----- Input -----

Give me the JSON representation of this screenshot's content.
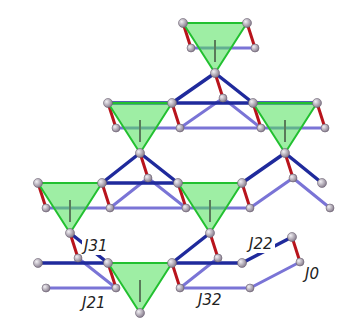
{
  "diagram": {
    "labels": [
      "J31",
      "J22",
      "J0",
      "J32",
      "J21"
    ]
  }
}
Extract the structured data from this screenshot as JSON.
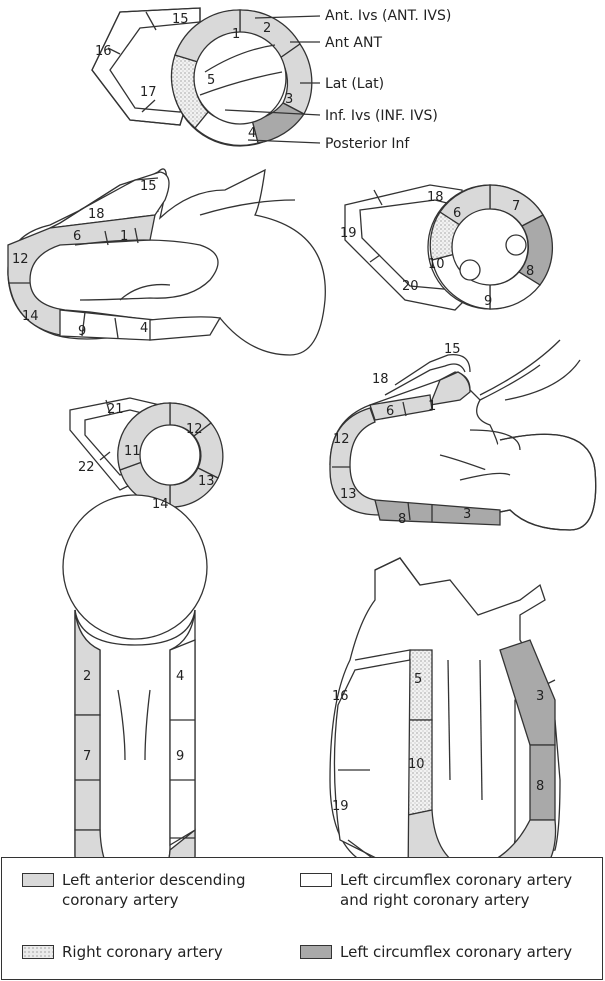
{
  "colors": {
    "lad": "#d9d9d9",
    "rca": "#ebebeb",
    "lcx": "#a9a9a9",
    "lcx_rca": "#ffffff",
    "line": "#333333"
  },
  "callouts": {
    "ant_ivs": "Ant. Ivs (ANT. IVS)",
    "ant": "Ant ANT",
    "lat": "Lat (Lat)",
    "inf_ivs": "Inf. Ivs (INF. IVS)",
    "post": "Posterior Inf"
  },
  "segments": {
    "s1": "1",
    "s2": "2",
    "s3": "3",
    "s4": "4",
    "s5": "5",
    "s6": "6",
    "s7": "7",
    "s8": "8",
    "s9": "9",
    "s10": "10",
    "s11": "11",
    "s12": "12",
    "s13": "13",
    "s14": "14",
    "s15": "15",
    "s16": "16",
    "s17": "17",
    "s18": "18",
    "s19": "19",
    "s20": "20",
    "s21": "21",
    "s22": "22"
  },
  "legend": {
    "lad_label": "Left anterior descending coronary artery",
    "lcx_rca_label": "Left circumflex coronary artery and right coronary artery",
    "rca_label": "Right coronary artery",
    "lcx_label": "Left circumflex coronary artery"
  }
}
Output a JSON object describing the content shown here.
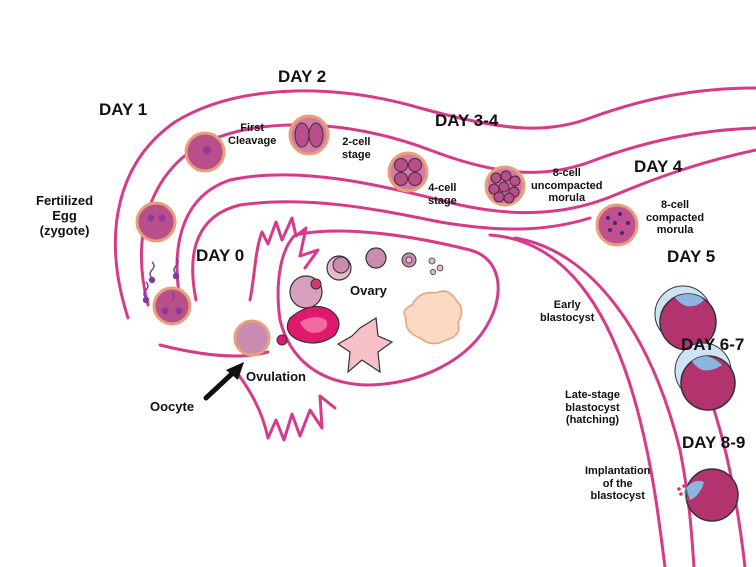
{
  "colors": {
    "tube_outline": "#d63a8a",
    "cell_fill": "#b94f8a",
    "cell_border": "#e8a07a",
    "nucleus": "#8e3a9a",
    "follicle_fill": "#c98bb0",
    "corpus_luteum": "#e0186e",
    "corpus_albicans": "#fcd9c4",
    "white_body": "#f7c0c7",
    "trophoblast": "#8ab6e0"
  },
  "days": {
    "day0": "DAY 0",
    "day1": "DAY 1",
    "day2": "DAY 2",
    "day34": "DAY 3-4",
    "day4": "DAY 4",
    "day5": "DAY 5",
    "day67": "DAY 6-7",
    "day89": "DAY 8-9"
  },
  "stages": {
    "fertilized_egg": [
      "Fertilized",
      "Egg",
      "(zygote)"
    ],
    "first_cleavage": [
      "First",
      "Cleavage"
    ],
    "two_cell": [
      "2-cell",
      "stage"
    ],
    "four_cell": [
      "4-cell",
      "stage"
    ],
    "eight_cell_uncompacted": [
      "8-cell",
      "uncompacted",
      "morula"
    ],
    "eight_cell_compacted": [
      "8-cell",
      "compacted",
      "morula"
    ],
    "early_blastocyst": [
      "Early",
      "blastocyst"
    ],
    "late_blastocyst": [
      "Late-stage",
      "blastocyst",
      "(hatching)"
    ],
    "implantation": [
      "Implantation",
      "of the",
      "blastocyst"
    ]
  },
  "labels": {
    "ovary": "Ovary",
    "ovulation": "Ovulation",
    "oocyte": "Oocyte"
  },
  "icons": [
    "zygote-cell",
    "two-cell-embryo",
    "four-cell-embryo",
    "morula",
    "blastocyst",
    "arrow-pointer"
  ]
}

-----

The request –
Read the entries and pick out all lines that include the word "content".

Result of this task –
Give me the JSON representation of this screenshot's content.
Output a JSON object describing the content shown here.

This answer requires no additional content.